PROBLEM - Return the records in full, exactly as given.

^^^^

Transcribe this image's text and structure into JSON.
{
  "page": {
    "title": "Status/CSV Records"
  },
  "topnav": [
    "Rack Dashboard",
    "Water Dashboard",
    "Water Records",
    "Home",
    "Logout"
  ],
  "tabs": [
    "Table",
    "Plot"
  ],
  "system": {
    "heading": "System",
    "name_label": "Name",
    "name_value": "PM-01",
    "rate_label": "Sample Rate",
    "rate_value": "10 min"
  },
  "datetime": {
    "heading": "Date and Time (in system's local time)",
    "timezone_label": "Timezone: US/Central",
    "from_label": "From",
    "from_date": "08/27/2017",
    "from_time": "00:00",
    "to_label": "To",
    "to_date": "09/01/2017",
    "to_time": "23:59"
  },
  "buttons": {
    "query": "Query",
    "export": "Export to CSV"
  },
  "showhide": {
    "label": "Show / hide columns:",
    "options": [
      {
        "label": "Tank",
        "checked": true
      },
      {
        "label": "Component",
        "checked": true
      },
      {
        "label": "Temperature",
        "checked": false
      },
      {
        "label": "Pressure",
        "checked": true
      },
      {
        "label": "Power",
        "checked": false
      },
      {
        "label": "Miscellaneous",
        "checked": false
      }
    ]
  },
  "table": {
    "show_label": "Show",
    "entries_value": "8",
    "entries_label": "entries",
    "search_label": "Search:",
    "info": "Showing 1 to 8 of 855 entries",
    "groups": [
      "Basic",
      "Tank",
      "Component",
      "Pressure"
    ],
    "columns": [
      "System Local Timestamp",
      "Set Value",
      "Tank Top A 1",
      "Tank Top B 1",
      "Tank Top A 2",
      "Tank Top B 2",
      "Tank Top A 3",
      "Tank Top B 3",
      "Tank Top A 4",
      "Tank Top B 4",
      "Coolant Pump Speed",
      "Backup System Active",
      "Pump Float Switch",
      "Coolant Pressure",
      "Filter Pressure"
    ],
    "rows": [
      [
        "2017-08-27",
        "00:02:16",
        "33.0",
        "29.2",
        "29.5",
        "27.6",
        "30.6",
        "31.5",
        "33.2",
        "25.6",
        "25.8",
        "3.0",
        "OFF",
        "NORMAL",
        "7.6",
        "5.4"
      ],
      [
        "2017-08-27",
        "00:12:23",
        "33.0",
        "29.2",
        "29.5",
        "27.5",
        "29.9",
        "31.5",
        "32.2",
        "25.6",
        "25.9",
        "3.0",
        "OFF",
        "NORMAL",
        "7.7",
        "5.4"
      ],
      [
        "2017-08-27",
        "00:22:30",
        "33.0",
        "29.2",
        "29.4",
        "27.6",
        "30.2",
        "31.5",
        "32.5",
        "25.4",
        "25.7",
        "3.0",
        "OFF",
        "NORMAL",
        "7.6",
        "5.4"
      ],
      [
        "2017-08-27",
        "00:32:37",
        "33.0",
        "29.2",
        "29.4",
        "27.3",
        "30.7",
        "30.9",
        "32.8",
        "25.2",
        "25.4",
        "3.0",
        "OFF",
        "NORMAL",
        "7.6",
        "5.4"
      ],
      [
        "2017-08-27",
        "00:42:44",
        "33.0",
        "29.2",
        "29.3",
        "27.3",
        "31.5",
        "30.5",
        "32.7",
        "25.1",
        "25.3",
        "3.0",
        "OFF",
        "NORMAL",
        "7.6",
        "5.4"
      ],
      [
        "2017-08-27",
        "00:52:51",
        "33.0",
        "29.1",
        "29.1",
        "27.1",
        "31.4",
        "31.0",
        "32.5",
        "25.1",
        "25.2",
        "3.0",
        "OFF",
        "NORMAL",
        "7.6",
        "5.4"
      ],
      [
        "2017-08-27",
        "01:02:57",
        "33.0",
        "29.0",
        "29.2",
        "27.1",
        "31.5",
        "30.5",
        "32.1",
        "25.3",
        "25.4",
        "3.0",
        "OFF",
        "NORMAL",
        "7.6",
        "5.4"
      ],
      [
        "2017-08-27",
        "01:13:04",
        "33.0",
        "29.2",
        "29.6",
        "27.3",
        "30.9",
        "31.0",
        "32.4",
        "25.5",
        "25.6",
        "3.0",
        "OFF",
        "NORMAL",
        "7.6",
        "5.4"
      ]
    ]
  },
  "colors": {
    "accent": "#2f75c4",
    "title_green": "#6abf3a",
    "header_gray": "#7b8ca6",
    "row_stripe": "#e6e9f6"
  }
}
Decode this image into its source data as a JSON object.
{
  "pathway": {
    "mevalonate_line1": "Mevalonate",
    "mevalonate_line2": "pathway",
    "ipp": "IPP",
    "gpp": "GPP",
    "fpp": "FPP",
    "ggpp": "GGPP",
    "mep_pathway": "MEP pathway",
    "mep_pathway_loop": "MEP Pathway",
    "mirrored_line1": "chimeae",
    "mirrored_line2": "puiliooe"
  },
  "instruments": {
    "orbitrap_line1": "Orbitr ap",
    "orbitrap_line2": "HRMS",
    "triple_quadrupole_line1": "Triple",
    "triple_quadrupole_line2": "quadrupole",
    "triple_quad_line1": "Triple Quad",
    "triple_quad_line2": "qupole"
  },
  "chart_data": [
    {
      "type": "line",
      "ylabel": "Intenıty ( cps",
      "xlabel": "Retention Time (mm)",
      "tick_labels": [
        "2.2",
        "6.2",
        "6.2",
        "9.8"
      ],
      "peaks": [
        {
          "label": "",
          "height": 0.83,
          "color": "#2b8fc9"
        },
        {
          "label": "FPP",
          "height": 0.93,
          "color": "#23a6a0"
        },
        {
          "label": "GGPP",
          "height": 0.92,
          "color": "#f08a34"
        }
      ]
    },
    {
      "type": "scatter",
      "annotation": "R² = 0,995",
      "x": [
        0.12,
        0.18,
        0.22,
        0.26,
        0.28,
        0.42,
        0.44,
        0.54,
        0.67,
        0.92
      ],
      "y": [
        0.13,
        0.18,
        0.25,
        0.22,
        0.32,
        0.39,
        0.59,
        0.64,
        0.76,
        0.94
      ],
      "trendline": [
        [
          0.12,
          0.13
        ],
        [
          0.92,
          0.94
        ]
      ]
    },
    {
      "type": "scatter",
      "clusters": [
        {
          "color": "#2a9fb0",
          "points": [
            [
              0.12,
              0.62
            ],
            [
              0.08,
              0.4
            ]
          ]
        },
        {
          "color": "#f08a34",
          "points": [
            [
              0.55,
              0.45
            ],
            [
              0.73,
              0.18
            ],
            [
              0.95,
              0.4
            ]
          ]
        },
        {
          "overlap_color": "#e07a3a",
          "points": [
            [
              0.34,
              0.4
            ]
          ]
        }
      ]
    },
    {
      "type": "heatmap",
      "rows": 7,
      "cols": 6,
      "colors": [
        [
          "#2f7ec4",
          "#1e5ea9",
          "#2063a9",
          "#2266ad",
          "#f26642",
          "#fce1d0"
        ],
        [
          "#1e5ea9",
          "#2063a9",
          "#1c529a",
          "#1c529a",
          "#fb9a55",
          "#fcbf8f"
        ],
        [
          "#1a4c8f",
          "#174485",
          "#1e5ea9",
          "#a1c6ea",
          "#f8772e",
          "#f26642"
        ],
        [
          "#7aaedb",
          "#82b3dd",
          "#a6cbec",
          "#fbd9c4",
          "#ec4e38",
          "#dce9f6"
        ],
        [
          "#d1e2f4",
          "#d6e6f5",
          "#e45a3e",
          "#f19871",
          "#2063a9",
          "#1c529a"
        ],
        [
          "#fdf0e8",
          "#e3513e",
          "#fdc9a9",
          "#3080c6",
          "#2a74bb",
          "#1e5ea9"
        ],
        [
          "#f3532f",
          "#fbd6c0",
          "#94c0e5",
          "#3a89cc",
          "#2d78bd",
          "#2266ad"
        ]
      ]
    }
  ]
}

^^^^

RESPONSE TO THIS EXERCISE -
Transcribe this image's text and structure into JSON.
{
  "page": {
    "title": "Status/CSV Records"
  },
  "topnav": [
    "Rack Dashboard",
    "Water Dashboard",
    "Water Records",
    "Home",
    "Logout"
  ],
  "tabs": [
    "Table",
    "Plot"
  ],
  "system": {
    "heading": "System",
    "name_label": "Name",
    "name_value": "PM-01",
    "rate_label": "Sample Rate",
    "rate_value": "10 min"
  },
  "datetime": {
    "heading": "Date and Time (in system's local time)",
    "timezone_label": "Timezone: US/Central",
    "from_label": "From",
    "from_date": "08/27/2017",
    "from_time": "00:00",
    "to_label": "To",
    "to_date": "09/01/2017",
    "to_time": "23:59"
  },
  "buttons": {
    "query": "Query",
    "export": "Export to CSV"
  },
  "showhide": {
    "label": "Show / hide columns:",
    "options": [
      {
        "label": "Tank",
        "checked": true
      },
      {
        "label": "Component",
        "checked": true
      },
      {
        "label": "Temperature",
        "checked": false
      },
      {
        "label": "Pressure",
        "checked": true
      },
      {
        "label": "Power",
        "checked": false
      },
      {
        "label": "Miscellaneous",
        "checked": false
      }
    ]
  },
  "table": {
    "show_label": "Show",
    "entries_value": "8",
    "entries_label": "entries",
    "search_label": "Search:",
    "info": "Showing 1 to 8 of 855 entries",
    "groups": [
      "Basic",
      "Tank",
      "Component",
      "Pressure"
    ],
    "columns": [
      "System Local Timestamp",
      "Set Value",
      "Tank Top A 1",
      "Tank Top B 1",
      "Tank Top A 2",
      "Tank Top B 2",
      "Tank Top A 3",
      "Tank Top B 3",
      "Tank Top A 4",
      "Tank Top B 4",
      "Coolant Pump Speed",
      "Backup System Active",
      "Pump Float Switch",
      "Coolant Pressure",
      "Filter Pressure"
    ],
    "rows": [
      [
        "2017-08-27",
        "00:02:16",
        "33.0",
        "29.2",
        "29.5",
        "27.6",
        "30.6",
        "31.5",
        "33.2",
        "25.6",
        "25.8",
        "3.0",
        "OFF",
        "NORMAL",
        "7.6",
        "5.4"
      ],
      [
        "2017-08-27",
        "00:12:23",
        "33.0",
        "29.2",
        "29.5",
        "27.5",
        "29.9",
        "31.5",
        "32.2",
        "25.6",
        "25.9",
        "3.0",
        "OFF",
        "NORMAL",
        "7.7",
        "5.4"
      ],
      [
        "2017-08-27",
        "00:22:30",
        "33.0",
        "29.2",
        "29.4",
        "27.6",
        "30.2",
        "31.5",
        "32.5",
        "25.4",
        "25.7",
        "3.0",
        "OFF",
        "NORMAL",
        "7.6",
        "5.4"
      ],
      [
        "2017-08-27",
        "00:32:37",
        "33.0",
        "29.2",
        "29.4",
        "27.3",
        "30.7",
        "30.9",
        "32.8",
        "25.2",
        "25.4",
        "3.0",
        "OFF",
        "NORMAL",
        "7.6",
        "5.4"
      ],
      [
        "2017-08-27",
        "00:42:44",
        "33.0",
        "29.2",
        "29.3",
        "27.3",
        "31.5",
        "30.5",
        "32.7",
        "25.1",
        "25.3",
        "3.0",
        "OFF",
        "NORMAL",
        "7.6",
        "5.4"
      ],
      [
        "2017-08-27",
        "00:52:51",
        "33.0",
        "29.1",
        "29.1",
        "27.1",
        "31.4",
        "31.0",
        "32.5",
        "25.1",
        "25.2",
        "3.0",
        "OFF",
        "NORMAL",
        "7.6",
        "5.4"
      ],
      [
        "2017-08-27",
        "01:02:57",
        "33.0",
        "29.0",
        "29.2",
        "27.1",
        "31.5",
        "30.5",
        "32.1",
        "25.3",
        "25.4",
        "3.0",
        "OFF",
        "NORMAL",
        "7.6",
        "5.4"
      ],
      [
        "2017-08-27",
        "01:13:04",
        "33.0",
        "29.2",
        "29.6",
        "27.3",
        "30.9",
        "31.0",
        "32.4",
        "25.5",
        "25.6",
        "3.0",
        "OFF",
        "NORMAL",
        "7.6",
        "5.4"
      ]
    ]
  },
  "colors": {
    "accent": "#2f75c4",
    "title_green": "#6abf3a",
    "header_gray": "#7b8ca6",
    "row_stripe": "#e6e9f6"
  }
}
Decode this image into its source data as a JSON object.
{
  "pathway": {
    "mevalonate_line1": "Mevalonate",
    "mevalonate_line2": "pathway",
    "ipp": "IPP",
    "gpp": "GPP",
    "fpp": "FPP",
    "ggpp": "GGPP",
    "mep_pathway": "MEP pathway",
    "mep_pathway_loop": "MEP Pathway",
    "mirrored_line1": "chimeae",
    "mirrored_line2": "puiliooe"
  },
  "instruments": {
    "orbitrap_line1": "Orbitr ap",
    "orbitrap_line2": "HRMS",
    "triple_quadrupole_line1": "Triple",
    "triple_quadrupole_line2": "quadrupole",
    "triple_quad_line1": "Triple Quad",
    "triple_quad_line2": "qupole"
  },
  "chart_data": [
    {
      "type": "line",
      "ylabel": "Intenıty ( cps",
      "xlabel": "Retention Time (mm)",
      "tick_labels": [
        "2.2",
        "6.2",
        "6.2",
        "9.8"
      ],
      "peaks": [
        {
          "label": "",
          "height": 0.83,
          "color": "#2b8fc9"
        },
        {
          "label": "FPP",
          "height": 0.93,
          "color": "#23a6a0"
        },
        {
          "label": "GGPP",
          "height": 0.92,
          "color": "#f08a34"
        }
      ]
    },
    {
      "type": "scatter",
      "annotation": "R² = 0,995",
      "x": [
        0.12,
        0.18,
        0.22,
        0.26,
        0.28,
        0.42,
        0.44,
        0.54,
        0.67,
        0.92
      ],
      "y": [
        0.13,
        0.18,
        0.25,
        0.22,
        0.32,
        0.39,
        0.59,
        0.64,
        0.76,
        0.94
      ],
      "trendline": [
        [
          0.12,
          0.13
        ],
        [
          0.92,
          0.94
        ]
      ]
    },
    {
      "type": "scatter",
      "clusters": [
        {
          "color": "#2a9fb0",
          "points": [
            [
              0.12,
              0.62
            ],
            [
              0.08,
              0.4
            ]
          ]
        },
        {
          "color": "#f08a34",
          "points": [
            [
              0.55,
              0.45
            ],
            [
              0.73,
              0.18
            ],
            [
              0.95,
              0.4
            ]
          ]
        },
        {
          "overlap_color": "#e07a3a",
          "points": [
            [
              0.34,
              0.4
            ]
          ]
        }
      ]
    },
    {
      "type": "heatmap",
      "rows": 7,
      "cols": 6,
      "colors": [
        [
          "#2f7ec4",
          "#1e5ea9",
          "#2063a9",
          "#2266ad",
          "#f26642",
          "#fce1d0"
        ],
        [
          "#1e5ea9",
          "#2063a9",
          "#1c529a",
          "#1c529a",
          "#fb9a55",
          "#fcbf8f"
        ],
        [
          "#1a4c8f",
          "#174485",
          "#1e5ea9",
          "#a1c6ea",
          "#f8772e",
          "#f26642"
        ],
        [
          "#7aaedb",
          "#82b3dd",
          "#a6cbec",
          "#fbd9c4",
          "#ec4e38",
          "#dce9f6"
        ],
        [
          "#d1e2f4",
          "#d6e6f5",
          "#e45a3e",
          "#f19871",
          "#2063a9",
          "#1c529a"
        ],
        [
          "#fdf0e8",
          "#e3513e",
          "#fdc9a9",
          "#3080c6",
          "#2a74bb",
          "#1e5ea9"
        ],
        [
          "#f3532f",
          "#fbd6c0",
          "#94c0e5",
          "#3a89cc",
          "#2d78bd",
          "#2266ad"
        ]
      ]
    }
  ]
}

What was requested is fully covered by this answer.